------ Selected passage ------
Actions include adjustments to compute and storage tiers, storage size, Provisioned IOPS, or a combination of these. Examples include:

  • Increasing instance size to mitigate vCPU performance risks.
  • Downsizing oversized instances to optimize compute resource utilization without performance impact.
  • Scaling up IOPS capacity to alleviate congestion or expanding storage capacity.
  • Downsizing Provisioned IOPS or migrating to alternative storage tiers.

Turbonomic decides memory scaling for Amazon RDS instances with Performance Insights by using the DB Cache Hit Rate metric. It adjusts instance types based on the cache hit rate and memory utilization ratio, where a high cache hit rate suggests efficiency (the percentage of database accesses resulting in cache hits versus total attempts).

You can visualize all Amazon RDS scaling suggested actions, including actions that can be disruptive and actions that can be reversed. This helps you understand if an Amazon RDS service downtime is required when performing scaling actions (Figure 7).
------
--- What you need to do ---
1. Translate this sentence from the Amazon RDS scaling passage into Spanish: "Turbonomic decides memory scaling for Amazon RDS instances with Performance Insights by using the DB Cache Hit Rate metric."
2. In the Amazon RDS scaling passage, which metric does Turbonomic use to decide memory scaling for Amazon RDS instances with Performance Insights?
3. Continue the Amazon RDS scaling passage from its last sentence.
The lines below have no connection to the Amazon RDS scaling passage.
------ Records supplied ------
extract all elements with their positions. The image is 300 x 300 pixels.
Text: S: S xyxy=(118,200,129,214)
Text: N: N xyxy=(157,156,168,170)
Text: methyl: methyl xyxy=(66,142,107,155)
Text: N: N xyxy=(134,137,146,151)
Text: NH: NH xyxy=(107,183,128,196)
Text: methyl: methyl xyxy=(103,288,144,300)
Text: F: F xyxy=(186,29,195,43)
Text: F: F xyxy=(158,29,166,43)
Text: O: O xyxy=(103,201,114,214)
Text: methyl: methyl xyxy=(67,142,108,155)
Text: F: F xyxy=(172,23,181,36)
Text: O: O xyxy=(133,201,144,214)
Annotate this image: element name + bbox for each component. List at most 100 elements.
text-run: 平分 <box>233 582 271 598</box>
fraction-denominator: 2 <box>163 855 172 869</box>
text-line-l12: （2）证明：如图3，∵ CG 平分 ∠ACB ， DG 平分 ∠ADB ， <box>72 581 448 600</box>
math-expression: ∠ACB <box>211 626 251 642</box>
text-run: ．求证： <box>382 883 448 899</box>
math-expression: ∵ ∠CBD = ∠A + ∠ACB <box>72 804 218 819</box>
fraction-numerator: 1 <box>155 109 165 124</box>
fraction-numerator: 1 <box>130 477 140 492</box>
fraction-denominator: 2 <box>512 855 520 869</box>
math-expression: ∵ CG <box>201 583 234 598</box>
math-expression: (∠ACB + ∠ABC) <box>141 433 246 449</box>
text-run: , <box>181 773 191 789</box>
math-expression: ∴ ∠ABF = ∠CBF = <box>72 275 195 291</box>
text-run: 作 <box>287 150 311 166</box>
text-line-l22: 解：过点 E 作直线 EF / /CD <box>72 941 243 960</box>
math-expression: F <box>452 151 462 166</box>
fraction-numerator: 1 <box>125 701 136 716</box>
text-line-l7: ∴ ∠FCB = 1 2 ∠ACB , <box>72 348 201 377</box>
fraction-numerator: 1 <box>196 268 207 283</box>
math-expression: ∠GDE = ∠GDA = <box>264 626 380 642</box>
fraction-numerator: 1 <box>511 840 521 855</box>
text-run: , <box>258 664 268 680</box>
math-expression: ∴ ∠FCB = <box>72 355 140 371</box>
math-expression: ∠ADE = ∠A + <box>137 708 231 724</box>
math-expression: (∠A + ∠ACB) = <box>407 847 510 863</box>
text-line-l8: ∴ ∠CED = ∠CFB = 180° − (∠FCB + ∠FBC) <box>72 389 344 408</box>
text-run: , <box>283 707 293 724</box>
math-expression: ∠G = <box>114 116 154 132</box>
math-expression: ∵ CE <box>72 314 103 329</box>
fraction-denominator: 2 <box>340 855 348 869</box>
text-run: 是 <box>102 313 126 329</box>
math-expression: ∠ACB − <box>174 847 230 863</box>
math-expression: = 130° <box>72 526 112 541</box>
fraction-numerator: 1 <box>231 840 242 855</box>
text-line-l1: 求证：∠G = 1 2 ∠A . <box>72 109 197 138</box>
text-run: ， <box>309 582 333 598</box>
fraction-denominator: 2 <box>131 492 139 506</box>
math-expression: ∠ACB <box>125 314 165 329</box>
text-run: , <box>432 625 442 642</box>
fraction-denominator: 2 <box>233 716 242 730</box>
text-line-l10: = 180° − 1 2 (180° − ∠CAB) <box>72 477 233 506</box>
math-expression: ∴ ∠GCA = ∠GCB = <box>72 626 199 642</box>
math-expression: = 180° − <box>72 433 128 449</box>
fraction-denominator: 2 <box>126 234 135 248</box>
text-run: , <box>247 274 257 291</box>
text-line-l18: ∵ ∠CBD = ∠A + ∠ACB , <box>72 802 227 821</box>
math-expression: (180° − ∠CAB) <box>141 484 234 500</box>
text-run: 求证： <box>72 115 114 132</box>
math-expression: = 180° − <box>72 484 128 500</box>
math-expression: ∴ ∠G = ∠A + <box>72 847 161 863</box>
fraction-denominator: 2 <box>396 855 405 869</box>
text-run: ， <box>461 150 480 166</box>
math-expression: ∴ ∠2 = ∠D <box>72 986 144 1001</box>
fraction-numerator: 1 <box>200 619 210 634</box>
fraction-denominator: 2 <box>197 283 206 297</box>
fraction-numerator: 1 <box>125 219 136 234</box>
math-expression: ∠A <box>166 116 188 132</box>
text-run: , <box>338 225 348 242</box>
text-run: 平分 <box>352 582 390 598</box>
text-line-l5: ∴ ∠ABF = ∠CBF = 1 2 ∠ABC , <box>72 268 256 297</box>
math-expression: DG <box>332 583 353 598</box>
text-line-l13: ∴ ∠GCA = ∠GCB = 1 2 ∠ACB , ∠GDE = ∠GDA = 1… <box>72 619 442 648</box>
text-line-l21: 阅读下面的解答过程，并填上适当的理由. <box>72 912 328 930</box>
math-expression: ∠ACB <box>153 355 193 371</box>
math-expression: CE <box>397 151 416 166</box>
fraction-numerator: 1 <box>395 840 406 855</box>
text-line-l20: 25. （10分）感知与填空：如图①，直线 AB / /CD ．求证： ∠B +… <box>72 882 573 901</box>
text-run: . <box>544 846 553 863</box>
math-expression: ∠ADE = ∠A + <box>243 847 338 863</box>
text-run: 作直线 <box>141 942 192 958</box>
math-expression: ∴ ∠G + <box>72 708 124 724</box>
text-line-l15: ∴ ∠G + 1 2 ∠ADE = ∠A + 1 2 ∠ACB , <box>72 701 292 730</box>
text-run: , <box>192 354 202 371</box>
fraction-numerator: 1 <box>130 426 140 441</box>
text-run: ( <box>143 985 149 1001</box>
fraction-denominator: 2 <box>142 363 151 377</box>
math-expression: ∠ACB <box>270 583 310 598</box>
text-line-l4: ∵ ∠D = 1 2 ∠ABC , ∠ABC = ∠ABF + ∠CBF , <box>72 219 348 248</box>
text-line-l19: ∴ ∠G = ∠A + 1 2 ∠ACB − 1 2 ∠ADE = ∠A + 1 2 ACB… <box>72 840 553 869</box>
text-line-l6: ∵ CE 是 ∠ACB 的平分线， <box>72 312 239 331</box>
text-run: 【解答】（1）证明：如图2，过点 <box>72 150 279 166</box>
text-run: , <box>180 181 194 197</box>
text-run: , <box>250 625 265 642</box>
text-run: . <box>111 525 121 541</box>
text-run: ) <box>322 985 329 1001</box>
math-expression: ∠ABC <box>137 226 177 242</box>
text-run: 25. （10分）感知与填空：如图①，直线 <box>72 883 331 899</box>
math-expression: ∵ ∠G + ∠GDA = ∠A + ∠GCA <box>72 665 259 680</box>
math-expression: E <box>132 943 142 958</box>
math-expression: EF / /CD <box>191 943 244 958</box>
------
--- Answers to the problems ---
1. Turbonomic decide el escalado de memoria de las instancias de Amazon RDS con Performance Insights mediante la métrica DB Cache Hit Rate.

2. The DB Cache Hit Rate metric.

3.
Screenshot showing suggested actions to modify Amazon RDS databases and their cost impact.

Figure 7. Suggested actions to modify Amazon RDS databases and their cost impact.

Amazon EKS optimization

Turbonomic uses an agent named KubeTurbo to gather data from Amazon EKS and OpenShift clusters. To enable Turbonomic management, you need to deploy KubeTurbo to each cluster. Deployment options include a single YAML file, Helm, or an Operator, allowing flexibility to meet your needs.

Once deployed, KubeTurbo enables Turbonomic to discover, monitor, and optimize containerized workloads, including services, containers, pods, and namespaces. It continuously gathers metrics and configuration details such as response times, transactions, CPU and memory utilization, quotas, limits, and more.

Turbonomic doesn’t recommend actions at the cluster level; instead, it recommends actions for individual resources like pods. These actions include:

  • Provisioning new pods.
  • Suspending pods, pausing their operation temporarily when needed.
  • Suspending nodes to temporarily stop their operation.
  • Moving Pods between nodes to addresses performance or efficiency issues.
  • Resizing container specs vertically or scaling replicas horizontally.
  • Increasing namespace quotas; Turbonomic doesn’t generate actions to decrease quotas.
  • Provision additional resources, like memory, vCPU, memory requests, vCPU requests.
  • Modifying node volume tiers.

Turbonomic shows these actions when you navigate to a Container Cluster and check the Pending Actions chart (Figure 8).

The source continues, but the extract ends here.